Information supplied:
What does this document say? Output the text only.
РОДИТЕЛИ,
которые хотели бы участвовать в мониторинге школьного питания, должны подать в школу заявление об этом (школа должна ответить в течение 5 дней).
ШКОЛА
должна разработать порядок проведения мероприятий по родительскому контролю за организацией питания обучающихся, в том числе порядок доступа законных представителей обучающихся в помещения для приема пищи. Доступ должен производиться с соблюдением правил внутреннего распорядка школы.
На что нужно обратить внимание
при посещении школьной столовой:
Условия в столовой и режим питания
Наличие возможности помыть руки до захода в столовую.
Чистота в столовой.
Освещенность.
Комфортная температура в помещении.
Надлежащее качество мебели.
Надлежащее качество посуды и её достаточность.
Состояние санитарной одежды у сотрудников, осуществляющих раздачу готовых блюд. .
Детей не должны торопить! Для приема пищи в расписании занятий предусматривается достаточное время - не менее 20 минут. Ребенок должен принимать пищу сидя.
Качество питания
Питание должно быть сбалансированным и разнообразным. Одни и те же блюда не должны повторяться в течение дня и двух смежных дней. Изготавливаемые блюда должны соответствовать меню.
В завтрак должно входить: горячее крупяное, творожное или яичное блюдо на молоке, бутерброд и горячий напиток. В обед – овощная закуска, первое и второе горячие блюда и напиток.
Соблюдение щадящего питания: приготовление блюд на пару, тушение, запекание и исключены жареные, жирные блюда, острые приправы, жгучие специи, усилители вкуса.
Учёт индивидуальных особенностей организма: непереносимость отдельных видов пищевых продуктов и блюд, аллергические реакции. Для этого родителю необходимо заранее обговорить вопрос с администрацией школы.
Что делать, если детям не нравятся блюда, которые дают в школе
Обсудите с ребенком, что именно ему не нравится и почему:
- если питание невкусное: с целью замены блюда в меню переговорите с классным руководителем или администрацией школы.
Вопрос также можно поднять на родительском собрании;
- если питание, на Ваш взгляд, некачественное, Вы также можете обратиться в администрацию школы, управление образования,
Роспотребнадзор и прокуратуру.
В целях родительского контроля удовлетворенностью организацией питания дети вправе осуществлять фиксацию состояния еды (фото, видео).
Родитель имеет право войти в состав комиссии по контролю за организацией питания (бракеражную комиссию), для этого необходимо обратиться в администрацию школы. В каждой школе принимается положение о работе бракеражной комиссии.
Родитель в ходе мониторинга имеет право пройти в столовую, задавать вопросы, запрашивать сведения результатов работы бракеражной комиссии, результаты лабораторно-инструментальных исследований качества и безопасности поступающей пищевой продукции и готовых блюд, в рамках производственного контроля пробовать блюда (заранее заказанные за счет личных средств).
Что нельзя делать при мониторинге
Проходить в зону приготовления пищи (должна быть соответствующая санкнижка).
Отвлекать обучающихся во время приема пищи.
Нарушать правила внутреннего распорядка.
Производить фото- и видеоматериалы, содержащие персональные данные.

To be done: The records above must be output exactly, in full.

Response to the task:
What does this document say? Output the text only.
РОДИТЕЛИ,
которые хотели бы участвовать в мониторинге школьного питания, должны подать в школу заявление об этом (школа должна ответить в течение 5 дней).
ШКОЛА
должна разработать порядок проведения мероприятий по родительскому контролю за организацией питания обучающихся, в том числе порядок доступа законных представителей обучающихся в помещения для приема пищи. Доступ должен производиться с соблюдением правил внутреннего распорядка школы.
На что нужно обратить внимание
при посещении школьной столовой:
Условия в столовой и режим питания
Наличие возможности помыть руки до захода в столовую.
Чистота в столовой.
Освещенность.
Комфортная температура в помещении.
Надлежащее качество мебели.
Надлежащее качество посуды и её достаточность.
Состояние санитарной одежды у сотрудников, осуществляющих раздачу готовых блюд. .
Детей не должны торопить! Для приема пищи в расписании занятий предусматривается достаточное время - не менее 20 минут. Ребенок должен принимать пищу сидя.
Качество питания
Питание должно быть сбалансированным и разнообразным. Одни и те же блюда не должны повторяться в течение дня и двух смежных дней. Изготавливаемые блюда должны соответствовать меню.
В завтрак должно входить: горячее крупяное, творожное или яичное блюдо на молоке, бутерброд и горячий напиток. В обед – овощная закуска, первое и второе горячие блюда и напиток.
Соблюдение щадящего питания: приготовление блюд на пару, тушение, запекание и исключены жареные, жирные блюда, острые приправы, жгучие специи, усилители вкуса.
Учёт индивидуальных особенностей организма: непереносимость отдельных видов пищевых продуктов и блюд, аллергические реакции. Для этого родителю необходимо заранее обговорить вопрос с администрацией школы.
Что делать, если детям не нравятся блюда, которые дают в школе
Обсудите с ребенком, что именно ему не нравится и почему:
- если питание невкусное: с целью замены блюда в меню переговорите с классным руководителем или администрацией школы.
Вопрос также можно поднять на родительском собрании;
- если питание, на Ваш взгляд, некачественное, Вы также можете обратиться в администрацию школы, управление образования,
Роспотребнадзор и прокуратуру.
В целях родительского контроля удовлетворенностью организацией питания дети вправе осуществлять фиксацию состояния еды (фото, видео).
Родитель имеет право войти в состав комиссии по контролю за организацией питания (бракеражную комиссию), для этого необходимо обратиться в администрацию школы. В каждой школе принимается положение о работе бракеражной комиссии.
Родитель в ходе мониторинга имеет право пройти в столовую, задавать вопросы, запрашивать сведения результатов работы бракеражной комиссии, результаты лабораторно-инструментальных исследований качества и безопасности поступающей пищевой продукции и готовых блюд, в рамках производственного контроля пробовать блюда (заранее заказанные за счет личных средств).
Что нельзя делать при мониторинге
Проходить в зону приготовления пищи (должна быть соответствующая санкнижка).
Отвлекать обучающихся во время приема пищи.
Нарушать правила внутреннего распорядка.
Производить фото- и видеоматериалы, содержащие персональные данные.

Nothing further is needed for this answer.